__EXERCISE TASK__
Find how many lines in the data below include the word "Tanto", then write only that number.

__TASK MATERIAL__
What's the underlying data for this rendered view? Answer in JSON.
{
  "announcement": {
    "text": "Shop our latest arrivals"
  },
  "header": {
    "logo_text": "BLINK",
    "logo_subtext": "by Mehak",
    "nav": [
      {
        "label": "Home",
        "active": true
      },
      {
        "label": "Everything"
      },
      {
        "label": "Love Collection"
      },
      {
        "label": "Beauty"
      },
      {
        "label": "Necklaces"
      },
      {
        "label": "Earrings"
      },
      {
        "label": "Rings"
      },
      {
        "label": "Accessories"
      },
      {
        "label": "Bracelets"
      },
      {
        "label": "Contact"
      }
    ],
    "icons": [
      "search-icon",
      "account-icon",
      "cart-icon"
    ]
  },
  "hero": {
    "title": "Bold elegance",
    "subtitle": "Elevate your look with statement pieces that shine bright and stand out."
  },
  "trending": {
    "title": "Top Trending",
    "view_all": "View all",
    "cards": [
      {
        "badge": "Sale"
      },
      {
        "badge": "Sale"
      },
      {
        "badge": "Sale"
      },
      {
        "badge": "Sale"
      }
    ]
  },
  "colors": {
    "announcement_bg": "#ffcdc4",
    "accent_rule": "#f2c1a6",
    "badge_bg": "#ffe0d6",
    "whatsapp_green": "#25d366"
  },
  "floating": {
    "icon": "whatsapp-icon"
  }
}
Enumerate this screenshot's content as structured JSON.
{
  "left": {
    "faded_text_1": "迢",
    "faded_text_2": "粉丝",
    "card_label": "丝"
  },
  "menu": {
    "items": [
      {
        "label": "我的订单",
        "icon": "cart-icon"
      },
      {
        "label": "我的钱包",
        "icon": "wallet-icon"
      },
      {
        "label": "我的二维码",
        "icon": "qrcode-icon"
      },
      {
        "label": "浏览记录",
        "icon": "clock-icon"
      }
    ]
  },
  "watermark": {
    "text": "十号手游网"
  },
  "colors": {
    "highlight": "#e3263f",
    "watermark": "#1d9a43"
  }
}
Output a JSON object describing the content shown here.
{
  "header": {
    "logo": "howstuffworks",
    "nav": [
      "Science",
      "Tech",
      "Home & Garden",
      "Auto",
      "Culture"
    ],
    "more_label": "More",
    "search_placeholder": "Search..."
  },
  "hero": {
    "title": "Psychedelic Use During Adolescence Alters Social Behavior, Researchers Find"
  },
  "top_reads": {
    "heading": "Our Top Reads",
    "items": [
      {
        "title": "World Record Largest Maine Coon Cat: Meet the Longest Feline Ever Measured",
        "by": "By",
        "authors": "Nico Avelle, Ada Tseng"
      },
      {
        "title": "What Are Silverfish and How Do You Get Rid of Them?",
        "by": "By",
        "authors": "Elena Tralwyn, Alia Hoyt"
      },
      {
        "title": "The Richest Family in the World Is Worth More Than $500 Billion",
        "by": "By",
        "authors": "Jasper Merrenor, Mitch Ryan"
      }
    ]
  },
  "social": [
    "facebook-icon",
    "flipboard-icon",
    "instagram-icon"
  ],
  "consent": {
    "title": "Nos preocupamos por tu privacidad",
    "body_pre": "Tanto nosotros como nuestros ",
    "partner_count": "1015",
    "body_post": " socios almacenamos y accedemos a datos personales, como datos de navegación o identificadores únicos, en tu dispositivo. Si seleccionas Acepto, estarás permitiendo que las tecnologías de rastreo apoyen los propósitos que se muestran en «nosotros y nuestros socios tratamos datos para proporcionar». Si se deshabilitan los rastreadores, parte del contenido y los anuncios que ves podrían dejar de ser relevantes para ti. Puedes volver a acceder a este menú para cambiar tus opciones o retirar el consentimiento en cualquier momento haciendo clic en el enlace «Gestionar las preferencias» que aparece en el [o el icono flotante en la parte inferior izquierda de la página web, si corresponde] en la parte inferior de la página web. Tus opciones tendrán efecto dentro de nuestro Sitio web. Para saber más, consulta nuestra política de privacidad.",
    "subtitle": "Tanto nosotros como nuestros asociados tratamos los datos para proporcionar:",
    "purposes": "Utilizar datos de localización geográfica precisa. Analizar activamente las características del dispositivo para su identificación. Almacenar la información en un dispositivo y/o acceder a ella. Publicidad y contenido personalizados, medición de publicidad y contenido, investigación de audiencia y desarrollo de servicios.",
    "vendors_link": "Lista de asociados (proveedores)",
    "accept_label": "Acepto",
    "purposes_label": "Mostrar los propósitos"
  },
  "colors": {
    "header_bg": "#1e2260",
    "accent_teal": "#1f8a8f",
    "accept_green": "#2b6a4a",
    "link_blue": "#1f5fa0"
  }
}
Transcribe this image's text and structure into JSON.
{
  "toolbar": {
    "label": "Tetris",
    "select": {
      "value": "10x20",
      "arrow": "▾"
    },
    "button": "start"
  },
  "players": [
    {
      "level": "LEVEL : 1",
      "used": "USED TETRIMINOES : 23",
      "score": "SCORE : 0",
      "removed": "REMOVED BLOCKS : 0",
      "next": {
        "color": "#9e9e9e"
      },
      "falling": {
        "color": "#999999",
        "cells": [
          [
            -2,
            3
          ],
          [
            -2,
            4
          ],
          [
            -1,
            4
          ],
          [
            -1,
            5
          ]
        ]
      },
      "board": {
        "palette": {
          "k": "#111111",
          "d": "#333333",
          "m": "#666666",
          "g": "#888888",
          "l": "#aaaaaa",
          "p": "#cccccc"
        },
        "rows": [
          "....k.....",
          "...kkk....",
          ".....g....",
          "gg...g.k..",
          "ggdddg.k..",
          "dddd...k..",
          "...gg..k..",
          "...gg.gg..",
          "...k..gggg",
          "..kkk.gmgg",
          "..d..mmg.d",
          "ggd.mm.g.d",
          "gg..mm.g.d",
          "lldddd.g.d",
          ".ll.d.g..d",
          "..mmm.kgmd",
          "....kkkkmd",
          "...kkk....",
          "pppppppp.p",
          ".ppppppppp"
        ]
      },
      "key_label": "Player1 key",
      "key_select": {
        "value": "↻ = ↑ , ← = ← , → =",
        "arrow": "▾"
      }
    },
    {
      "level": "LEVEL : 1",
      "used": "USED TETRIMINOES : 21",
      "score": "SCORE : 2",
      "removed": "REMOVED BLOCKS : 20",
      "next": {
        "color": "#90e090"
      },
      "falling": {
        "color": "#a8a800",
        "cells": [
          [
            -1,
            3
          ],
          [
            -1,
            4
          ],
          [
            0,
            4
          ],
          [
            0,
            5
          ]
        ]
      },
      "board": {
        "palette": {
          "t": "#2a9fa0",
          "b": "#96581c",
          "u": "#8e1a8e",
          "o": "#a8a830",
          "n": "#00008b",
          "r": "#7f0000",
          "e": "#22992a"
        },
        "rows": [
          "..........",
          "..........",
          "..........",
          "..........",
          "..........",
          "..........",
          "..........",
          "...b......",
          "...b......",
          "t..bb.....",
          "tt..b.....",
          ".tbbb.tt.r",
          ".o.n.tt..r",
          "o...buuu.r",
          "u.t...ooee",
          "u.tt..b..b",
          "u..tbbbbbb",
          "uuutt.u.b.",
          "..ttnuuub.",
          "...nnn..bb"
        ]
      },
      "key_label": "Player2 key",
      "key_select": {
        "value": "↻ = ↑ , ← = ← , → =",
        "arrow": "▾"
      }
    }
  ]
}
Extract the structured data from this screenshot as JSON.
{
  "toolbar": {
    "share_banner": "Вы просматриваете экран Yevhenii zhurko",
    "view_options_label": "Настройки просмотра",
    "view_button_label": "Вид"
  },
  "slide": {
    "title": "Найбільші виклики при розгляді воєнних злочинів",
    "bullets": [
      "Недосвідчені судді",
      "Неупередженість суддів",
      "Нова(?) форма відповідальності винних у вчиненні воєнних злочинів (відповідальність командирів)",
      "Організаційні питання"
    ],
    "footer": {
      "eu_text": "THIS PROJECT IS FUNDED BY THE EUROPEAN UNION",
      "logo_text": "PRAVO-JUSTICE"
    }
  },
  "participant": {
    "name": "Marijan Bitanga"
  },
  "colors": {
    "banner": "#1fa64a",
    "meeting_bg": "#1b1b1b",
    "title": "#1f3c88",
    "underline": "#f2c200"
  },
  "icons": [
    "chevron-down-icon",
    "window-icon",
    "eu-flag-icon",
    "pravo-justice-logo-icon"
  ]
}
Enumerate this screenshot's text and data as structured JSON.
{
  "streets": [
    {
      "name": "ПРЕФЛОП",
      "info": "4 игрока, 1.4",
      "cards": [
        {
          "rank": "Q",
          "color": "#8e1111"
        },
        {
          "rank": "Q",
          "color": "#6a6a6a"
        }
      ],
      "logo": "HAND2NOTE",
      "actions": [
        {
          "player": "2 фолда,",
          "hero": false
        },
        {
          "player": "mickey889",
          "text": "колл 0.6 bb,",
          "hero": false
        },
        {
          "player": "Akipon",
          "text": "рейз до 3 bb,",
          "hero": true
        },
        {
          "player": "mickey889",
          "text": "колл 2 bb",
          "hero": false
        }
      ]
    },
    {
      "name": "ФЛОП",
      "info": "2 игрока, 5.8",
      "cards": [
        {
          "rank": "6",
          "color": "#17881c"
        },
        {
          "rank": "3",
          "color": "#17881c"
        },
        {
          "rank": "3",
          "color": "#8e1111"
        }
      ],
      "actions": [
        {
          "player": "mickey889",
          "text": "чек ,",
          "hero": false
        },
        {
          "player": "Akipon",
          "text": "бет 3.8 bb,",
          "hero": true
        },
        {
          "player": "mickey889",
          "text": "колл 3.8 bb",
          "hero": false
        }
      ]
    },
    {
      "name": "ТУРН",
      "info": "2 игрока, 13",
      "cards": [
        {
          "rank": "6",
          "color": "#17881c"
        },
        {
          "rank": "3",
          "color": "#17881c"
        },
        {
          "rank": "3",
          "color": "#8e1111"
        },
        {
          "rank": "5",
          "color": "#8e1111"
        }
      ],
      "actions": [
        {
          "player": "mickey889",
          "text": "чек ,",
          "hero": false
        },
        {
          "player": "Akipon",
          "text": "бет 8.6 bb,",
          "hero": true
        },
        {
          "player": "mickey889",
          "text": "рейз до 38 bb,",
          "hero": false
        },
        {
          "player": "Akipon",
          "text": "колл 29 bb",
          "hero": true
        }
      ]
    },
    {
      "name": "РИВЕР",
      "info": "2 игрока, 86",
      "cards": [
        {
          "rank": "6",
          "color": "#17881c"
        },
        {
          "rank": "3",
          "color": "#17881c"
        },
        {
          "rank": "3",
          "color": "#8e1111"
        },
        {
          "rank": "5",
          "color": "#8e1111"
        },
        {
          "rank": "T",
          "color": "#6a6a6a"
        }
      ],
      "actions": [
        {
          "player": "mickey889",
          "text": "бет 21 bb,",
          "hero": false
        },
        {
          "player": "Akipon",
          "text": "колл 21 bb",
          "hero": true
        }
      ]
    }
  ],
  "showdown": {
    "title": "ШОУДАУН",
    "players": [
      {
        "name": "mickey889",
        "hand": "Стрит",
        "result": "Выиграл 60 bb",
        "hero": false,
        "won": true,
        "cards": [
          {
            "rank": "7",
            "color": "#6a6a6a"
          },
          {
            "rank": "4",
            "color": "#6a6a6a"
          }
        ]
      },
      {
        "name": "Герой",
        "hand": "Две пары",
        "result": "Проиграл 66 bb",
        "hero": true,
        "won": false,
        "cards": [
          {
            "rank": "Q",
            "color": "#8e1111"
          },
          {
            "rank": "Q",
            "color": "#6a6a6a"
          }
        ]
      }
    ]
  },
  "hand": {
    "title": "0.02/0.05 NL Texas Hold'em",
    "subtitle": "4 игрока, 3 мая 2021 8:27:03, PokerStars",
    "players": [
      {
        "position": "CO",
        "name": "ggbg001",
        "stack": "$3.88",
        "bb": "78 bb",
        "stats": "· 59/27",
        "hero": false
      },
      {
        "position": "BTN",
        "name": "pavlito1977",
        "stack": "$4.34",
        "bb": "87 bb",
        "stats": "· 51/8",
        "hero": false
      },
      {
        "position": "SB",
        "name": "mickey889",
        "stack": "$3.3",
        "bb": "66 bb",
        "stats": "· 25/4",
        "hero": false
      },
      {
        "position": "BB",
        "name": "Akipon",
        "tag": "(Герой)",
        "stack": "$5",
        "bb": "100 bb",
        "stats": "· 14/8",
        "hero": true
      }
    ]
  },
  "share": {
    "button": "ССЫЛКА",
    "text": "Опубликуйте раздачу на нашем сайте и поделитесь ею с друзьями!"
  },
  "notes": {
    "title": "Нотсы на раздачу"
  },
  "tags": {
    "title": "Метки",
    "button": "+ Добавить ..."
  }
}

__CORRECT ANSWER__
2